Please transcribe the records precisely; pictures stay out of your copy.

>> start Material for this exercise

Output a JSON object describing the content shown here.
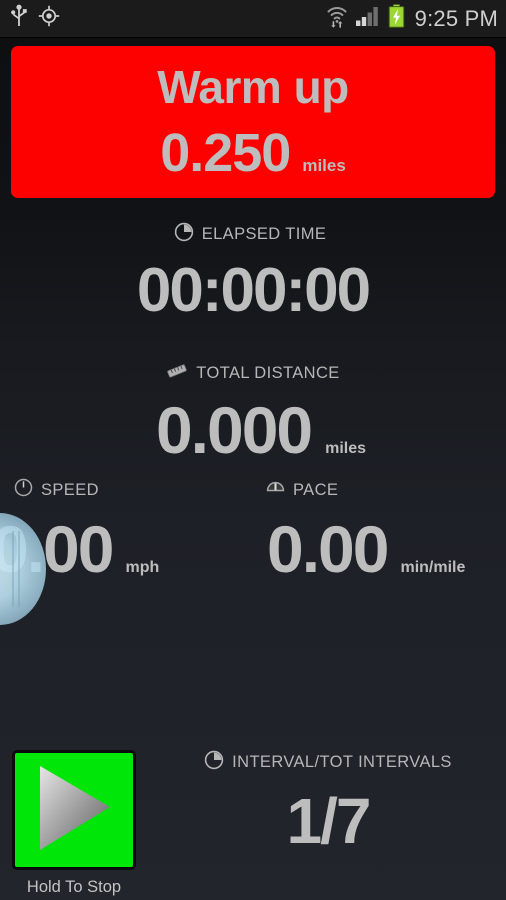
{
  "status_bar": {
    "icons_left": [
      "usb-icon",
      "gps-location-icon"
    ],
    "icons_right": [
      "wifi-icon",
      "signal-bars-icon",
      "battery-charging-icon"
    ],
    "time": "9:25 PM"
  },
  "banner": {
    "title": "Warm up",
    "value": "0.250",
    "unit": "miles",
    "color": "#fd0000",
    "text_color": "#bdbdbd"
  },
  "elapsed": {
    "icon": "clock-icon",
    "label": "ELAPSED TIME",
    "value": "00:00:00"
  },
  "distance": {
    "icon": "ruler-icon",
    "label": "TOTAL DISTANCE",
    "value": "0.000",
    "unit": "miles"
  },
  "speed": {
    "icon": "gauge-icon",
    "label": "SPEED",
    "value": "0.00",
    "unit": "mph"
  },
  "pace": {
    "icon": "pace-gauge-icon",
    "label": "PACE",
    "value": "0.00",
    "unit": "min/mile"
  },
  "interval": {
    "icon": "clock-icon",
    "label": "INTERVAL/TOT INTERVALS",
    "value": "1/7"
  },
  "controls": {
    "play_icon": "play-triangle-icon",
    "play_caption": "Hold To Stop",
    "play_color": "#00e609"
  }
}
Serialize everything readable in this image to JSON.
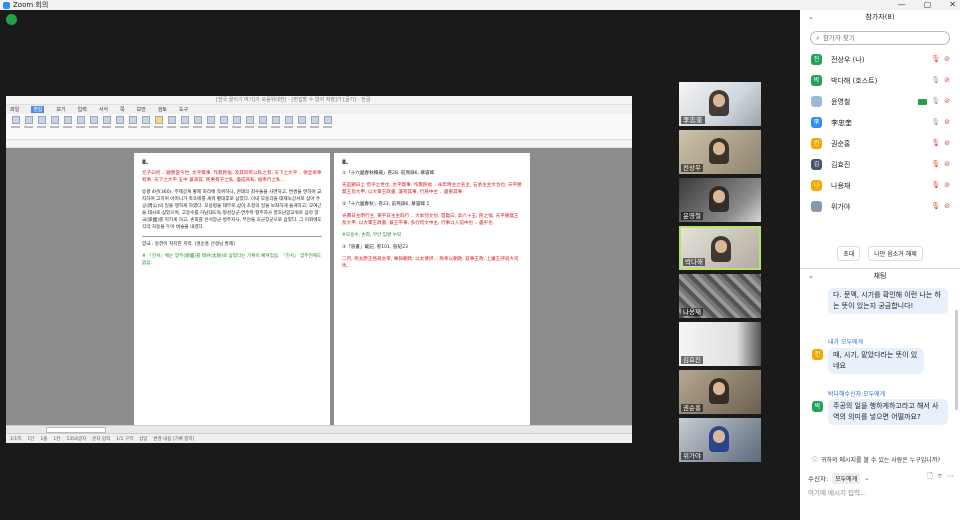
{
  "window": {
    "title": "Zoom 회의",
    "minimize": "—",
    "maximize": "▢",
    "close": "✕"
  },
  "colors": {
    "accent": "#2d8cff",
    "muted": "#e0463a",
    "active_border": "#b6e36a"
  },
  "shared_screen": {
    "app_title": "[한국 끝이기 여기]가 모음위대한] - [편집할 수 없어 저장]가 [글기] - 한글",
    "menu": [
      "파일",
      "편집",
      "보기",
      "입력",
      "서식",
      "쪽",
      "보안",
      "검토",
      "도구"
    ],
    "page1": {
      "heading": "Ⅱ.",
      "para1": "元子曰何... 顧我當今世, 太平無事, 作無民福, 及其同有公私之有, 天下之大平 .. 保全承奉有奉, 天下之大平 五中 兼承其, 民惠有子之私, 盡成爲私, 福奉行之私...",
      "para2": "승평 4년(360). 주제상계 황제 자리에 즉위하니, 천태의 최수둘을 사면하고, 변경을 면하며 교지하며 고치며 어머니가 축호에를 세워 황대후로 삼았다. 이내 모용각을 태재녹상서로 삼아 주공(周公)의 일을 행하게 하였다. 모용평을 태부로 삼아 조정의 일을 보좌하게 들게하고, 모여근을 태사로 삼았으며, 고중수를 하남대도독·형성장군·연주목·형주자사 영호남양교위로 삼아 양국(梁國)를 지키게 하고, 손희를 안서장군·병주자사, 부안을 호군장군으로 삼았다. 그 이외에도 각각 차등을 두어 벼슬을 내렸다.",
      "para3": "양국 : 동한이 처치한 지역. (권순홍 선생님 발제)",
      "para4": "# 『진서』에는 양주(梁國)를 태위(太尉)로 삼았다는 기록이 빠져있음. 『진서』 양주전에도 없음."
    },
    "page2": {
      "heading": "Ⅱ.",
      "note1": "①「十六國春秋輯補」卷28, 前燕錄6, 慕容暐",
      "para1": "先是顧日上 惜乎之世也, 太平無事, 作無民福 .. 永年時主之名主, 石承主主文治也, 天平勝無王及大甲, 以大軍王政書, 兼有其事, 行爲中主 .. 盡重其事",
      "note2": "②「十六國春秋」卷23, 前燕錄6, 慕容暐 1",
      "para2": "光壽日主明行主, 東平日主主四行 .. 大本何文也, 首義曰, 高六十五, 民之福, 天平勝無王及大甲, 以大軍王政書, 兼王平事, 多行何文中主, 行事以入前中也 .. 盡乎也.",
      "note3": "#모용수, 손희, 부안 임명 누락",
      "note4": "③「晉書」載記, 卷101, 晉紀23",
      "para3": "二月, 燕太原王恪爲太宰, 專錄朝政, 以太傅評... 燕奉以朝政, 寫事王政, 上庸王評爲大司馬..."
    },
    "status": [
      "1/1쪽",
      "1단",
      "1줄",
      "1칸",
      "1354글자",
      "문자 입력",
      "1/1 구역",
      "삽입",
      "변경 내용 [기록 중지]"
    ]
  },
  "videos": [
    {
      "name": "李忠奎"
    },
    {
      "name": "전상우"
    },
    {
      "name": "윤영철"
    },
    {
      "name": "박다해"
    },
    {
      "name": "나용재"
    },
    {
      "name": "김효진"
    },
    {
      "name": "권순홍"
    },
    {
      "name": "위가야"
    }
  ],
  "participants": {
    "header": "참가자(8)",
    "search_placeholder": "참가자 찾기",
    "list": [
      {
        "avatar": "전",
        "color": "#22a35c",
        "name": "전상우 (나)"
      },
      {
        "avatar": "박",
        "color": "#22a35c",
        "name": "박다해 (호스트)"
      },
      {
        "avatar": "",
        "color": "#a0b8d8",
        "name": "윤영철"
      },
      {
        "avatar": "李",
        "color": "#2d8cff",
        "name": "李忠奎"
      },
      {
        "avatar": "권",
        "color": "#f2a900",
        "name": "권순홍"
      },
      {
        "avatar": "김",
        "color": "#4a5566",
        "name": "김효진"
      },
      {
        "avatar": "나",
        "color": "#f2a900",
        "name": "나용재"
      },
      {
        "avatar": "",
        "color": "#8899aa",
        "name": "위가야"
      }
    ],
    "invite_label": "초대",
    "unmute_all_label": "나만 음소거 해제"
  },
  "chat": {
    "header": "채팅",
    "bubble1": "다. 문맥, 시기를 확인해 이런 나는 하는 뜻이 있는지 궁금합니다!",
    "sender2": "내가 모두에게",
    "bubble2": "때, 시기, 맡았다라는 뜻이 있네요",
    "sender3": "박다해수신자:모두에게",
    "avatar3": "박",
    "bubble3": "주공의 일을 행하게하고라고 해서 사역의 의미를 넣으면 어떨까요?",
    "notice": "귀하의 메시지를 볼 수 있는 사람은 누구입니까?",
    "to_label": "수신자:",
    "to_value": "모두에게",
    "input_placeholder": "여기에 메시지 입력..."
  }
}
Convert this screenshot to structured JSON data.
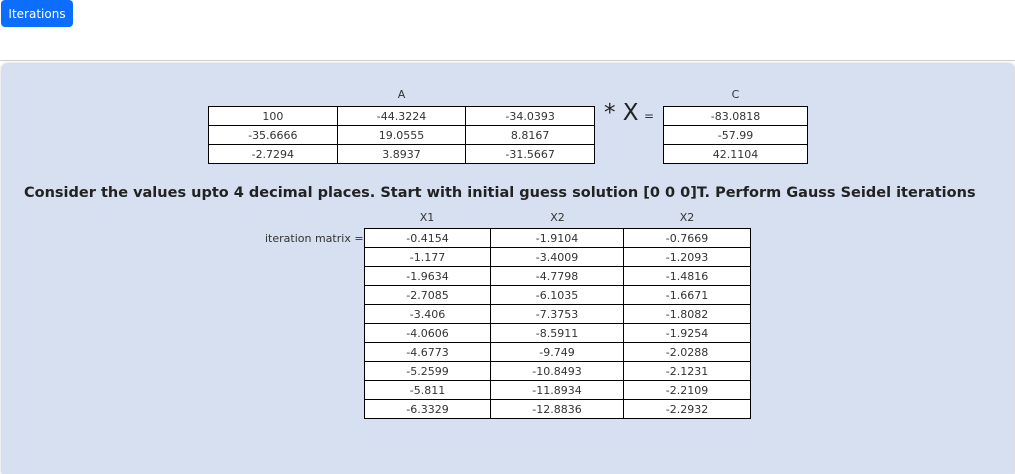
{
  "toolbar": {
    "iterations_label": "Iterations"
  },
  "system": {
    "matrix_a_label": "A",
    "matrix_a": [
      [
        "100",
        "-44.3224",
        "-34.0393"
      ],
      [
        "-35.6666",
        "19.0555",
        "8.8167"
      ],
      [
        "-2.7294",
        "3.8937",
        "-31.5667"
      ]
    ],
    "times_x": "* X",
    "equals": "=",
    "vector_c_label": "C",
    "vector_c": [
      "-83.0818",
      "-57.99",
      "42.1104"
    ]
  },
  "question": "Consider the values upto 4 decimal places. Start with initial guess solution [0 0 0]T. Perform Gauss Seidel iterations",
  "iteration": {
    "label": "iteration matrix =",
    "headers": [
      "X1",
      "X2",
      "X2"
    ],
    "rows": [
      [
        "-0.4154",
        "-1.9104",
        "-0.7669"
      ],
      [
        "-1.177",
        "-3.4009",
        "-1.2093"
      ],
      [
        "-1.9634",
        "-4.7798",
        "-1.4816"
      ],
      [
        "-2.7085",
        "-6.1035",
        "-1.6671"
      ],
      [
        "-3.406",
        "-7.3753",
        "-1.8082"
      ],
      [
        "-4.0606",
        "-8.5911",
        "-1.9254"
      ],
      [
        "-4.6773",
        "-9.749",
        "-2.0288"
      ],
      [
        "-5.2599",
        "-10.8493",
        "-2.1231"
      ],
      [
        "-5.811",
        "-11.8934",
        "-2.2109"
      ],
      [
        "-6.3329",
        "-12.8836",
        "-2.2932"
      ]
    ]
  }
}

>> end Material for this exercise

• [The result]
Output a JSON object describing the content shown here.
{
  "status_bar": {
    "icons_left": [
      "usb-icon",
      "gps-location-icon"
    ],
    "icons_right": [
      "wifi-icon",
      "signal-bars-icon",
      "battery-charging-icon"
    ],
    "time": "9:25 PM"
  },
  "banner": {
    "title": "Warm up",
    "value": "0.250",
    "unit": "miles",
    "color": "#fd0000",
    "text_color": "#bdbdbd"
  },
  "elapsed": {
    "icon": "clock-icon",
    "label": "ELAPSED TIME",
    "value": "00:00:00"
  },
  "distance": {
    "icon": "ruler-icon",
    "label": "TOTAL DISTANCE",
    "value": "0.000",
    "unit": "miles"
  },
  "speed": {
    "icon": "gauge-icon",
    "label": "SPEED",
    "value": "0.00",
    "unit": "mph"
  },
  "pace": {
    "icon": "pace-gauge-icon",
    "label": "PACE",
    "value": "0.00",
    "unit": "min/mile"
  },
  "interval": {
    "icon": "clock-icon",
    "label": "INTERVAL/TOT INTERVALS",
    "value": "1/7"
  },
  "controls": {
    "play_icon": "play-triangle-icon",
    "play_caption": "Hold To Stop",
    "play_color": "#00e609"
  }
}
Serialize everything readable in this image to JSON.
{
  "window": {
    "title": "Zoom 회의",
    "minimize": "—",
    "maximize": "▢",
    "close": "✕"
  },
  "colors": {
    "accent": "#2d8cff",
    "muted": "#e0463a",
    "active_border": "#b6e36a"
  },
  "shared_screen": {
    "app_title": "[한국 끝이기 여기]가 모음위대한] - [편집할 수 없어 저장]가 [글기] - 한글",
    "menu": [
      "파일",
      "편집",
      "보기",
      "입력",
      "서식",
      "쪽",
      "보안",
      "검토",
      "도구"
    ],
    "page1": {
      "heading": "Ⅱ.",
      "para1": "元子曰何... 顧我當今世, 太平無事, 作無民福, 及其同有公私之有, 天下之大平 .. 保全承奉有奉, 天下之大平 五中 兼承其, 民惠有子之私, 盡成爲私, 福奉行之私...",
      "para2": "승평 4년(360). 주제상계 황제 자리에 즉위하니, 천태의 최수둘을 사면하고, 변경을 면하며 교지하며 고치며 어머니가 축호에를 세워 황대후로 삼았다. 이내 모용각을 태재녹상서로 삼아 주공(周公)의 일을 행하게 하였다. 모용평을 태부로 삼아 조정의 일을 보좌하게 들게하고, 모여근을 태사로 삼았으며, 고중수를 하남대도독·형성장군·연주목·형주자사 영호남양교위로 삼아 양국(梁國)를 지키게 하고, 손희를 안서장군·병주자사, 부안을 호군장군으로 삼았다. 그 이외에도 각각 차등을 두어 벼슬을 내렸다.",
      "para3": "양국 : 동한이 처치한 지역. (권순홍 선생님 발제)",
      "para4": "# 『진서』에는 양주(梁國)를 태위(太尉)로 삼았다는 기록이 빠져있음. 『진서』 양주전에도 없음."
    },
    "page2": {
      "heading": "Ⅱ.",
      "note1": "①「十六國春秋輯補」卷28, 前燕錄6, 慕容暐",
      "para1": "先是顧日上 惜乎之世也, 太平無事, 作無民福 .. 永年時主之名主, 石承主主文治也, 天平勝無王及大甲, 以大軍王政書, 兼有其事, 行爲中主 .. 盡重其事",
      "note2": "②「十六國春秋」卷23, 前燕錄6, 慕容暐 1",
      "para2": "光壽日主明行主, 東平日主主四行 .. 大本何文也, 首義曰, 高六十五, 民之福, 天平勝無王及大甲, 以大軍王政書, 兼王平事, 多行何文中主, 行事以入前中也 .. 盡乎也.",
      "note3": "#모용수, 손희, 부안 임명 누락",
      "note4": "③「晉書」載記, 卷101, 晉紀23",
      "para3": "二月, 燕太原王恪爲太宰, 專錄朝政, 以太傅評... 燕奉以朝政, 寫事王政, 上庸王評爲大司馬..."
    },
    "status": [
      "1/1쪽",
      "1단",
      "1줄",
      "1칸",
      "1354글자",
      "문자 입력",
      "1/1 구역",
      "삽입",
      "변경 내용 [기록 중지]"
    ]
  },
  "videos": [
    {
      "name": "李忠奎"
    },
    {
      "name": "전상우"
    },
    {
      "name": "윤영철"
    },
    {
      "name": "박다해"
    },
    {
      "name": "나용재"
    },
    {
      "name": "김효진"
    },
    {
      "name": "권순홍"
    },
    {
      "name": "위가야"
    }
  ],
  "participants": {
    "header": "참가자(8)",
    "search_placeholder": "참가자 찾기",
    "list": [
      {
        "avatar": "전",
        "color": "#22a35c",
        "name": "전상우 (나)"
      },
      {
        "avatar": "박",
        "color": "#22a35c",
        "name": "박다해 (호스트)"
      },
      {
        "avatar": "",
        "color": "#a0b8d8",
        "name": "윤영철"
      },
      {
        "avatar": "李",
        "color": "#2d8cff",
        "name": "李忠奎"
      },
      {
        "avatar": "권",
        "color": "#f2a900",
        "name": "권순홍"
      },
      {
        "avatar": "김",
        "color": "#4a5566",
        "name": "김효진"
      },
      {
        "avatar": "나",
        "color": "#f2a900",
        "name": "나용재"
      },
      {
        "avatar": "",
        "color": "#8899aa",
        "name": "위가야"
      }
    ],
    "invite_label": "초대",
    "unmute_all_label": "나만 음소거 해제"
  },
  "chat": {
    "header": "채팅",
    "bubble1": "다. 문맥, 시기를 확인해 이런 나는 하는 뜻이 있는지 궁금합니다!",
    "sender2": "내가 모두에게",
    "bubble2": "때, 시기, 맡았다라는 뜻이 있네요",
    "sender3": "박다해수신자:모두에게",
    "avatar3": "박",
    "bubble3": "주공의 일을 행하게하고라고 해서 사역의 의미를 넣으면 어떨까요?",
    "notice": "귀하의 메시지를 볼 수 있는 사람은 누구입니까?",
    "to_label": "수신자:",
    "to_value": "모두에게",
    "input_placeholder": "여기에 메시지 입력..."
  }
}
Convert this screenshot to structured JSON data.
{
  "toolbar": {
    "iterations_label": "Iterations"
  },
  "system": {
    "matrix_a_label": "A",
    "matrix_a": [
      [
        "100",
        "-44.3224",
        "-34.0393"
      ],
      [
        "-35.6666",
        "19.0555",
        "8.8167"
      ],
      [
        "-2.7294",
        "3.8937",
        "-31.5667"
      ]
    ],
    "times_x": "* X",
    "equals": "=",
    "vector_c_label": "C",
    "vector_c": [
      "-83.0818",
      "-57.99",
      "42.1104"
    ]
  },
  "question": "Consider the values upto 4 decimal places. Start with initial guess solution [0 0 0]T. Perform Gauss Seidel iterations",
  "iteration": {
    "label": "iteration matrix =",
    "headers": [
      "X1",
      "X2",
      "X2"
    ],
    "rows": [
      [
        "-0.4154",
        "-1.9104",
        "-0.7669"
      ],
      [
        "-1.177",
        "-3.4009",
        "-1.2093"
      ],
      [
        "-1.9634",
        "-4.7798",
        "-1.4816"
      ],
      [
        "-2.7085",
        "-6.1035",
        "-1.6671"
      ],
      [
        "-3.406",
        "-7.3753",
        "-1.8082"
      ],
      [
        "-4.0606",
        "-8.5911",
        "-1.9254"
      ],
      [
        "-4.6773",
        "-9.749",
        "-2.0288"
      ],
      [
        "-5.2599",
        "-10.8493",
        "-2.1231"
      ],
      [
        "-5.811",
        "-11.8934",
        "-2.2109"
      ],
      [
        "-6.3329",
        "-12.8836",
        "-2.2932"
      ]
    ]
  }
}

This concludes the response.